● Written request: Report only the number of lines in the records that contain the word "than".

▬▬▬

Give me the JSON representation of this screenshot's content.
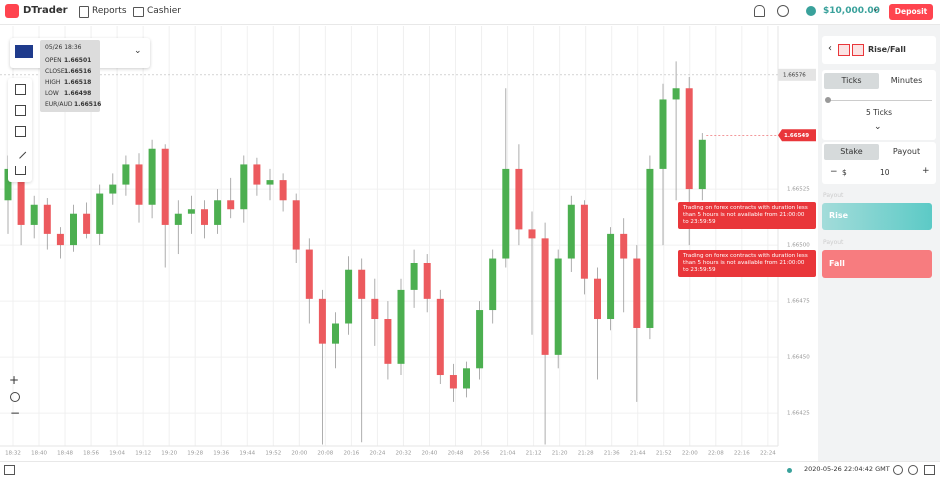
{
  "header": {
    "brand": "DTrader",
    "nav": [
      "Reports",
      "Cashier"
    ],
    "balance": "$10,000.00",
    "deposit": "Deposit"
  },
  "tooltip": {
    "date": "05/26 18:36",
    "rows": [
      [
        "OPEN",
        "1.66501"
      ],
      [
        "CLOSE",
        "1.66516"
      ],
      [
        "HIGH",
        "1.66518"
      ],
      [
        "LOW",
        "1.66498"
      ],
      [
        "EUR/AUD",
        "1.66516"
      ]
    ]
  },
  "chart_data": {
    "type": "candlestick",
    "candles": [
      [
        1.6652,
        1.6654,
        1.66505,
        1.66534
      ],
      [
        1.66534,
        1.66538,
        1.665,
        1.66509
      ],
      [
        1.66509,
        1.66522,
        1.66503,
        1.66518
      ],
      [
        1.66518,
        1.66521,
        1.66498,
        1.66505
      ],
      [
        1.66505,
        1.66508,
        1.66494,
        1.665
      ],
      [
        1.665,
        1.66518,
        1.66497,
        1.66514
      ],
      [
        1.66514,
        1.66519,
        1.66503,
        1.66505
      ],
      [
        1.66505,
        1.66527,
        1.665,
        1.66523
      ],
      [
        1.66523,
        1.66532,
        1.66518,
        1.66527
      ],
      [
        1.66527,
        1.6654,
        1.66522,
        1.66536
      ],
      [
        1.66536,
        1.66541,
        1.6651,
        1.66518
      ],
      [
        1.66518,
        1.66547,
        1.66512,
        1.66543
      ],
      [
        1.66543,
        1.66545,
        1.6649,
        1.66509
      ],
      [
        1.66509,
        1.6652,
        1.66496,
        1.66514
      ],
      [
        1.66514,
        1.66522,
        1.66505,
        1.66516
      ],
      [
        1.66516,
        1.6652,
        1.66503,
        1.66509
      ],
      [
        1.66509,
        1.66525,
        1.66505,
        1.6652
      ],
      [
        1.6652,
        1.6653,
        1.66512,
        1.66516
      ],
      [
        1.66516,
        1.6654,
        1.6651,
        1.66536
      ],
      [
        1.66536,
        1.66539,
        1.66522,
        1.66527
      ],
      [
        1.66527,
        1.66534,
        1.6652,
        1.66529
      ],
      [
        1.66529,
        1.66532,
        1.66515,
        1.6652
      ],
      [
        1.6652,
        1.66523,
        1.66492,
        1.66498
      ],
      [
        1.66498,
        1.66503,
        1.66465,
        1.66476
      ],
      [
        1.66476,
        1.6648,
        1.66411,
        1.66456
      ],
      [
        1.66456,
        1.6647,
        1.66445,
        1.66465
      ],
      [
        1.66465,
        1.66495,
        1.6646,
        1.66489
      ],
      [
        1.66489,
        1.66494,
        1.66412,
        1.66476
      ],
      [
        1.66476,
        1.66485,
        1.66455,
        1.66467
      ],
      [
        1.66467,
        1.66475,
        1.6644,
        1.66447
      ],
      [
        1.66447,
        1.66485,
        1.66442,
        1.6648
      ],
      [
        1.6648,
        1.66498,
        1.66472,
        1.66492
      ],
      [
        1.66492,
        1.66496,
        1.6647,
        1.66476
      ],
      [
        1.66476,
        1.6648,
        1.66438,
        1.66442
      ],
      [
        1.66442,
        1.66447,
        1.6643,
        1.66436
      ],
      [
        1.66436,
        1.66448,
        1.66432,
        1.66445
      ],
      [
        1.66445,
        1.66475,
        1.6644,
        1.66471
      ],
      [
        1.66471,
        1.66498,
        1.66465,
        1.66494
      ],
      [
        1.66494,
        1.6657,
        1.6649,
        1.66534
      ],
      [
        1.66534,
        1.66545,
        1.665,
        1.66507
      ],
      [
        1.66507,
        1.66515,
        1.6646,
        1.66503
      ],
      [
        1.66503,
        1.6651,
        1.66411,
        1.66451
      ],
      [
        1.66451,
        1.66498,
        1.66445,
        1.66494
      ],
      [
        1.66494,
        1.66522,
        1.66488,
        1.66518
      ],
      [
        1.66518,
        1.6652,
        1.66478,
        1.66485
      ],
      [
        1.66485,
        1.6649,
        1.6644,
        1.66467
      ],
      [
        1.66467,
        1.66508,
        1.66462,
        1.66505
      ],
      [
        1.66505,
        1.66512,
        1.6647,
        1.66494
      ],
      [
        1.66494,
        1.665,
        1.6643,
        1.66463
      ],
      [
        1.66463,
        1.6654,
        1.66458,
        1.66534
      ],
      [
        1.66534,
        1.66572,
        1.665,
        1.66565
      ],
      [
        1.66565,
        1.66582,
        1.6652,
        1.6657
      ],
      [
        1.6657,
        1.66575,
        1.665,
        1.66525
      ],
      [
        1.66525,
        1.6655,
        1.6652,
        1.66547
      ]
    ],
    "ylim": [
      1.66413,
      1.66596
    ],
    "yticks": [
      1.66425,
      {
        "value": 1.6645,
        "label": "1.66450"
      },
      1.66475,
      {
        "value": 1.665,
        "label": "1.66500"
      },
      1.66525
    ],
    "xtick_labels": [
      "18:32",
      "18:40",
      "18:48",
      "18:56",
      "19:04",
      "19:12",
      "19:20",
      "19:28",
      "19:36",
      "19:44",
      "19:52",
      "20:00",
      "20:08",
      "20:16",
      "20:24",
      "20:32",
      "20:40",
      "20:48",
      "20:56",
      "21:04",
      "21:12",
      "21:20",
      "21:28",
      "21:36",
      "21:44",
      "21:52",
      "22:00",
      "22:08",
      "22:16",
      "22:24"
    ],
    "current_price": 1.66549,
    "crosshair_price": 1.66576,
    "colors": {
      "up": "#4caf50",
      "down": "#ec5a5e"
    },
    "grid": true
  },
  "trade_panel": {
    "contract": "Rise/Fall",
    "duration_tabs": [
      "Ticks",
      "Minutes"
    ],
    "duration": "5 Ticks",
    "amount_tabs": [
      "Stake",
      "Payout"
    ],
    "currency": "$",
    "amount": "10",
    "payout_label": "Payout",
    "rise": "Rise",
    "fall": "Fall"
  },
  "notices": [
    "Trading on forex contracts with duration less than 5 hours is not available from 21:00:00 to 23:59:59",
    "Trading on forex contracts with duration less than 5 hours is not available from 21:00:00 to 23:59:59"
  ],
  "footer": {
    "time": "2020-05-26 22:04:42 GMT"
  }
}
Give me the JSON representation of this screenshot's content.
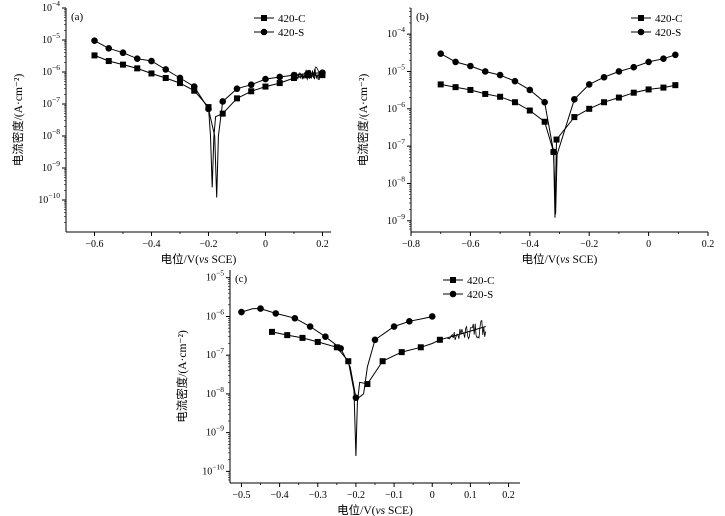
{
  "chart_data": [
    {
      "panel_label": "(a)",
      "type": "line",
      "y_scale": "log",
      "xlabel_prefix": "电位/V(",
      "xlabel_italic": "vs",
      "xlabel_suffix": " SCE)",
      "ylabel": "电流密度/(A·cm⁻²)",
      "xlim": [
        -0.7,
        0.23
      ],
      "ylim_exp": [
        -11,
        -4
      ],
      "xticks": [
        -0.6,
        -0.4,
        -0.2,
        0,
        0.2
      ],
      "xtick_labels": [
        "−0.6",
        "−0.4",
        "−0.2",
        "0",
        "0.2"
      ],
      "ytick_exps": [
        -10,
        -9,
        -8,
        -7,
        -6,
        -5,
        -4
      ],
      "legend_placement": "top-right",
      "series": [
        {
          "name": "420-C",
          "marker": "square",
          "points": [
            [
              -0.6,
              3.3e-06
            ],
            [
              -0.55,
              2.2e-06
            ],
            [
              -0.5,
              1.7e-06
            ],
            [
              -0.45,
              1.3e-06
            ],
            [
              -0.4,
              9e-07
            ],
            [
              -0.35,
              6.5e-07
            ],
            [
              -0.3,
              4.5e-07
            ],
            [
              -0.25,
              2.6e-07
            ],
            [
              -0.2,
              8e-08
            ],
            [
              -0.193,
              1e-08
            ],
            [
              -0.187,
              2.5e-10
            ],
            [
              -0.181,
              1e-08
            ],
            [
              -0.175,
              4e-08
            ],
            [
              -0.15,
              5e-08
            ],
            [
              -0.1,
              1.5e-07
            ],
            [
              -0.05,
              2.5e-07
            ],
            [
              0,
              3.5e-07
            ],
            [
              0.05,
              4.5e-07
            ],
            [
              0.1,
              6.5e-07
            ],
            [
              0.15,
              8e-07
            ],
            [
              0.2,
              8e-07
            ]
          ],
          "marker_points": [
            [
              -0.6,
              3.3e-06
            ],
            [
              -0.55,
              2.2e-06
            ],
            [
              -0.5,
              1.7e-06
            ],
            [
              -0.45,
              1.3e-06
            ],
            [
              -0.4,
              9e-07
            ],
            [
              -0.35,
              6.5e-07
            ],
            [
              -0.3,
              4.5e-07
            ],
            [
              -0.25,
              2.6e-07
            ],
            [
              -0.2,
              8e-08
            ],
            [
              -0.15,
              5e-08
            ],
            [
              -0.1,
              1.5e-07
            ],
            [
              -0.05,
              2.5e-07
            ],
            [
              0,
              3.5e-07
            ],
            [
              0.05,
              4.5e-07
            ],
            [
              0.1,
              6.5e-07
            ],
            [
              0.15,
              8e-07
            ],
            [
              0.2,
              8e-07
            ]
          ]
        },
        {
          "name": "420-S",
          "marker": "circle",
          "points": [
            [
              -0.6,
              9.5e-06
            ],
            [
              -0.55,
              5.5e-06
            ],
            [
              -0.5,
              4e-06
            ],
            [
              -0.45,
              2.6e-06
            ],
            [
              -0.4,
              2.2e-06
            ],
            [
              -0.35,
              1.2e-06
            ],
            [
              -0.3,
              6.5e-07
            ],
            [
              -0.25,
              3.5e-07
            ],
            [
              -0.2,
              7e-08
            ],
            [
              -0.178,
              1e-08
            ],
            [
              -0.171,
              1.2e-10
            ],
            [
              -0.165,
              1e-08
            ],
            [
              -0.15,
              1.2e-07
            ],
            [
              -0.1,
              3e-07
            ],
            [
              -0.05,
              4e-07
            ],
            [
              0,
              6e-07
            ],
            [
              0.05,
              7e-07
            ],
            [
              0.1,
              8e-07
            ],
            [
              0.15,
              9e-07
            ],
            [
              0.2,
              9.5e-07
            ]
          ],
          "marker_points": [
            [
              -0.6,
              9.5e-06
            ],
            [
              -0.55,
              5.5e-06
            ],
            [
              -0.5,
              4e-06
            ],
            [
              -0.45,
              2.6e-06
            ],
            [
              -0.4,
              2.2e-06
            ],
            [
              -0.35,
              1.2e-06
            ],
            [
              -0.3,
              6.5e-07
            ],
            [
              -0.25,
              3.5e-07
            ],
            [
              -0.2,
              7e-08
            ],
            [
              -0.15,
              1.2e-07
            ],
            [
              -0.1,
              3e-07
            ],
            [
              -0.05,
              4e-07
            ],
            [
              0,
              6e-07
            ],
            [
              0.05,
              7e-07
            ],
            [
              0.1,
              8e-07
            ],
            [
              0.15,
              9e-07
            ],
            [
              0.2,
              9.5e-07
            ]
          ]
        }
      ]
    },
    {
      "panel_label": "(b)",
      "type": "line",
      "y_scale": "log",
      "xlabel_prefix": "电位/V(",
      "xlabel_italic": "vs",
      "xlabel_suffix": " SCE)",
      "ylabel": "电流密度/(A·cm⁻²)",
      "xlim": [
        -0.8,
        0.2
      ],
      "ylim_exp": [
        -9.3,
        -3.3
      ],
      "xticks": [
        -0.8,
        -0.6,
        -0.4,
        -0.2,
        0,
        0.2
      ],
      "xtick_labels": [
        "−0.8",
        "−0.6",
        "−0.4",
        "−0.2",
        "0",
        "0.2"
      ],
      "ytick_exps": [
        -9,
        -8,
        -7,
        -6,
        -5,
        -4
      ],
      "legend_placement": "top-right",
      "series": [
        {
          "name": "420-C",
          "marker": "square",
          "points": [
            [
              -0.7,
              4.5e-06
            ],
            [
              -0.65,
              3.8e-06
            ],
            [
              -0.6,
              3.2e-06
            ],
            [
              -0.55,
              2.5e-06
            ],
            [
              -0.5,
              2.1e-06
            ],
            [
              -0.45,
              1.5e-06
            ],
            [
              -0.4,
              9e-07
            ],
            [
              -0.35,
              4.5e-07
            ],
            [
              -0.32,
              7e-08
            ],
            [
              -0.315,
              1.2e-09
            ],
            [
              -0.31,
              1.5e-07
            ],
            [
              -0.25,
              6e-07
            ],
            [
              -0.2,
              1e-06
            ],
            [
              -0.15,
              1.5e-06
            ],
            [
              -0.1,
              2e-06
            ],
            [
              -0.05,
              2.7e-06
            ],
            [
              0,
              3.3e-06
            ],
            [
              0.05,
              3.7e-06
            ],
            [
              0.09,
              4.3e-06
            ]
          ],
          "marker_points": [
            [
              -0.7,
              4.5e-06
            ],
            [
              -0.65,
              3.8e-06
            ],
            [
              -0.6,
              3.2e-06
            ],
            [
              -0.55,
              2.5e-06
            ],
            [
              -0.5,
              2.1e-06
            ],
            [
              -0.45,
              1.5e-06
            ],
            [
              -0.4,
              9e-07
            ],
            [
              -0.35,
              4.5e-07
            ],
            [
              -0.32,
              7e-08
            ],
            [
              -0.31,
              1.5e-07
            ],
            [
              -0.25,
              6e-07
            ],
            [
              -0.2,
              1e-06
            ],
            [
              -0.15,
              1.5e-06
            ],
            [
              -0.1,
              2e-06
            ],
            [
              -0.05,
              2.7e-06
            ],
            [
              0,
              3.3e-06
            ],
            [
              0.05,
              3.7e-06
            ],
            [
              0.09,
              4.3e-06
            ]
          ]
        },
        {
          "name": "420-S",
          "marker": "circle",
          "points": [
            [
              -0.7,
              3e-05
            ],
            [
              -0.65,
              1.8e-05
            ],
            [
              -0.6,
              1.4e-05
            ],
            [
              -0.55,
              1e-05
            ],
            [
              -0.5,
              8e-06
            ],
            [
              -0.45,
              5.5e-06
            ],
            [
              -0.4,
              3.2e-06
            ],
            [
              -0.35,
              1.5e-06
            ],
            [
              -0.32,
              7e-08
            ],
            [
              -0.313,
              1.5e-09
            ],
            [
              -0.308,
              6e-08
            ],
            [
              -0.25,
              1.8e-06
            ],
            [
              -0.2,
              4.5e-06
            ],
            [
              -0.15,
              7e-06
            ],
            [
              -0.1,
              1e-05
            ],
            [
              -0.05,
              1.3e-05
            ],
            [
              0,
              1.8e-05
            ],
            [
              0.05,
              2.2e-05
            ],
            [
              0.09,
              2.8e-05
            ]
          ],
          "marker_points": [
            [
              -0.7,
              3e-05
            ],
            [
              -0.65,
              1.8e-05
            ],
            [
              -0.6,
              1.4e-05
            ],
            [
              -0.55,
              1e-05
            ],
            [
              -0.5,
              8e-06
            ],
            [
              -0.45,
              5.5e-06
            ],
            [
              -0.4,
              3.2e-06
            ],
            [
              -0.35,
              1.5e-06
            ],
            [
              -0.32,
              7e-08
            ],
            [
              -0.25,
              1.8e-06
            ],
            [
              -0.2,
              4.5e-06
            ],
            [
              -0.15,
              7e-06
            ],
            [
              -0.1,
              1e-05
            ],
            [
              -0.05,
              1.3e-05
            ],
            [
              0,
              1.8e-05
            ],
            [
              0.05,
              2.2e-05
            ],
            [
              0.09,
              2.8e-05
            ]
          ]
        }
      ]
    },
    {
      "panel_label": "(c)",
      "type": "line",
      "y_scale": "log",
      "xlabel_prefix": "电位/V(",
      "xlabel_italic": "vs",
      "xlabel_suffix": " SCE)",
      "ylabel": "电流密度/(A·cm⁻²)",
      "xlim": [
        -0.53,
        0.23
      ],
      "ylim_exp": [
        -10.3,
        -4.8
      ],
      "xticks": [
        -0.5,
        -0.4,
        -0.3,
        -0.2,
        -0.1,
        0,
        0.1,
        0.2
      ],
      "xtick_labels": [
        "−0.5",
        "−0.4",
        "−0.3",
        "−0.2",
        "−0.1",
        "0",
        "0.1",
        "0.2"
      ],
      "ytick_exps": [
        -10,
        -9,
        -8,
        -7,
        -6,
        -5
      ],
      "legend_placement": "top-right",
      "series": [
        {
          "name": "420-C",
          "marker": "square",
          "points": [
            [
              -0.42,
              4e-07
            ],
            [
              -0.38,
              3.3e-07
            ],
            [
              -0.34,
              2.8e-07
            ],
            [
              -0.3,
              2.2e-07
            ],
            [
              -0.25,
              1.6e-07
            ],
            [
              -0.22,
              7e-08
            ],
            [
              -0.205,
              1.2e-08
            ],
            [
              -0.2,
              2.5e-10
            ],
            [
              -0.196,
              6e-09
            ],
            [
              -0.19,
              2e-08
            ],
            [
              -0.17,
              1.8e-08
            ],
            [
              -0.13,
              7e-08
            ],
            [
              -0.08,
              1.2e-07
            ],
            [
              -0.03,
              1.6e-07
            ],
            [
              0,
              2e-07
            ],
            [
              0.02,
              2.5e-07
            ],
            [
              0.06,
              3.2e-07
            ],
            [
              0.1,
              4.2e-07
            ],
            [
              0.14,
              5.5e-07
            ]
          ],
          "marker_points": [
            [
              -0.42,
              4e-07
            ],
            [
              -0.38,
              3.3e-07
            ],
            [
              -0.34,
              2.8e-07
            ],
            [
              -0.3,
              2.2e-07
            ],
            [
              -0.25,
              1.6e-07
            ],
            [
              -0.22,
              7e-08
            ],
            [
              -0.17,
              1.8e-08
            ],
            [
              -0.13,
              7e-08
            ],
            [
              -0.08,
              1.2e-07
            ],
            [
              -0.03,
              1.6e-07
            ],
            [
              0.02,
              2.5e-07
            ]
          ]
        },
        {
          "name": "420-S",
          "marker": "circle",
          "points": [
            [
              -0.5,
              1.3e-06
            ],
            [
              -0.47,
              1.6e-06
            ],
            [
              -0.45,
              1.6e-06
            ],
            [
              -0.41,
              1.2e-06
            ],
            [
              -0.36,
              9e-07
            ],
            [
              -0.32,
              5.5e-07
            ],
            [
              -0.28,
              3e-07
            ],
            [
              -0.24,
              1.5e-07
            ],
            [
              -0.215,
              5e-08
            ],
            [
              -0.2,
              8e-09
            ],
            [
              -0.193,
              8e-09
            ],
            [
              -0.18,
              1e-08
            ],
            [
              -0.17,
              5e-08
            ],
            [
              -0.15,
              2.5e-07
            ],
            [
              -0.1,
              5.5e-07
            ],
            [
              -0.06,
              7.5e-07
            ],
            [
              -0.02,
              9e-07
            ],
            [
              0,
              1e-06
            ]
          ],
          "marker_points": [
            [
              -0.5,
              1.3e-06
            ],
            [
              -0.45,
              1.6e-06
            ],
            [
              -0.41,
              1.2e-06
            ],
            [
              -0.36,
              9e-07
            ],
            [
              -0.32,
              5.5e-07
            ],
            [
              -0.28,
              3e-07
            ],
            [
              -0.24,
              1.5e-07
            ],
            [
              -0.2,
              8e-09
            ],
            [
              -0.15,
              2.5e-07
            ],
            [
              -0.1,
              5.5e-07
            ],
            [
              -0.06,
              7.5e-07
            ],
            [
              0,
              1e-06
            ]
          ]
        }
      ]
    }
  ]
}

▬▬▬

● Output of the exercise: 2